Copy every line of the material below, changing nothing.

:::::

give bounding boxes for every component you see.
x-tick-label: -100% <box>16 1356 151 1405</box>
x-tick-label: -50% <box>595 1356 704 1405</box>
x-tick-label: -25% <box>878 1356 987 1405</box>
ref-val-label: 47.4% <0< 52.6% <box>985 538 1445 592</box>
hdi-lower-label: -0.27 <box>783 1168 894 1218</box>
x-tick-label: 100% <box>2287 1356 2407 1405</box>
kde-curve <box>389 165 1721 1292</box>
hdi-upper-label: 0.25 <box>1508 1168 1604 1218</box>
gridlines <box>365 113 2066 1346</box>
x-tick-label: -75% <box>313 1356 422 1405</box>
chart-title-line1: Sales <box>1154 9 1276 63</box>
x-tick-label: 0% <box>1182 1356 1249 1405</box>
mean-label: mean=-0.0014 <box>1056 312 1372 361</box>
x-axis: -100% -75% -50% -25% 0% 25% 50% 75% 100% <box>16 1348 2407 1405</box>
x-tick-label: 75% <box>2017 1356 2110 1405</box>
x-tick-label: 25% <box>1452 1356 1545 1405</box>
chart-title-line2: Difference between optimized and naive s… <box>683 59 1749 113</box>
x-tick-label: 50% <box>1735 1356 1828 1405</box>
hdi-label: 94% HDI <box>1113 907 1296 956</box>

:::::

Result ▸
give bounding boxes for every component you see.
x-tick-label: -100% <box>16 1356 151 1405</box>
x-tick-label: -50% <box>595 1356 704 1405</box>
x-tick-label: -25% <box>878 1356 987 1405</box>
ref-val-label: 47.4% <0< 52.6% <box>985 538 1445 592</box>
hdi-lower-label: -0.27 <box>783 1168 894 1218</box>
x-tick-label: 100% <box>2287 1356 2407 1405</box>
kde-curve <box>389 165 1721 1292</box>
hdi-upper-label: 0.25 <box>1508 1168 1604 1218</box>
gridlines <box>365 113 2066 1346</box>
x-tick-label: -75% <box>313 1356 422 1405</box>
chart-title-line1: Sales <box>1154 9 1276 63</box>
x-tick-label: 0% <box>1182 1356 1249 1405</box>
mean-label: mean=-0.0014 <box>1056 312 1372 361</box>
x-axis: -100% -75% -50% -25% 0% 25% 50% 75% 100% <box>16 1348 2407 1405</box>
x-tick-label: 75% <box>2017 1356 2110 1405</box>
x-tick-label: 25% <box>1452 1356 1545 1405</box>
chart-title-line2: Difference between optimized and naive s… <box>683 59 1749 113</box>
x-tick-label: 50% <box>1735 1356 1828 1405</box>
hdi-label: 94% HDI <box>1113 907 1296 956</box>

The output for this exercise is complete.